→ Element boundary records:
========
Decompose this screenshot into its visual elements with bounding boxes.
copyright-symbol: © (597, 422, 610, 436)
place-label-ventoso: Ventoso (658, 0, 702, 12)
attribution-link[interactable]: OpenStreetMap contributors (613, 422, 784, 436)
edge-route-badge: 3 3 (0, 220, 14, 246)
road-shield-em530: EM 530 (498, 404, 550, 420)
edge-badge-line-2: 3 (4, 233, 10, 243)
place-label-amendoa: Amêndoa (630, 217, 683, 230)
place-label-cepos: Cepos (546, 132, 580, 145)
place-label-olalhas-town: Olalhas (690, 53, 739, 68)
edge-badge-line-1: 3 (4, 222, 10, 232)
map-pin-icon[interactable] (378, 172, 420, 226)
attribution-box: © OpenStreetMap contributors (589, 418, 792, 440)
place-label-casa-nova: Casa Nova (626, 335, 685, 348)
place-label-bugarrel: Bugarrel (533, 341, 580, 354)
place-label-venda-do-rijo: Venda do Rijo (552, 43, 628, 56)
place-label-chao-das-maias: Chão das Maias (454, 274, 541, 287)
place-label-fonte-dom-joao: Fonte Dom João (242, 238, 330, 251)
========
→ Exercise description: Could you print the lines of these records again, unchanged?

→ Result of this exercise:
Decompose this screenshot into its visual elements with bounding boxes.
copyright-symbol: © (597, 422, 610, 436)
place-label-ventoso: Ventoso (658, 0, 702, 12)
attribution-link[interactable]: OpenStreetMap contributors (613, 422, 784, 436)
edge-route-badge: 3 3 (0, 220, 14, 246)
road-shield-em530: EM 530 (498, 404, 550, 420)
edge-badge-line-2: 3 (4, 233, 10, 243)
place-label-amendoa: Amêndoa (630, 217, 683, 230)
place-label-cepos: Cepos (546, 132, 580, 145)
place-label-olalhas-town: Olalhas (690, 53, 739, 68)
edge-badge-line-1: 3 (4, 222, 10, 232)
map-pin-icon[interactable] (378, 172, 420, 226)
attribution-box: © OpenStreetMap contributors (589, 418, 792, 440)
place-label-casa-nova: Casa Nova (626, 335, 685, 348)
place-label-bugarrel: Bugarrel (533, 341, 580, 354)
place-label-venda-do-rijo: Venda do Rijo (552, 43, 628, 56)
place-label-chao-das-maias: Chão das Maias (454, 274, 541, 287)
place-label-fonte-dom-joao: Fonte Dom João (242, 238, 330, 251)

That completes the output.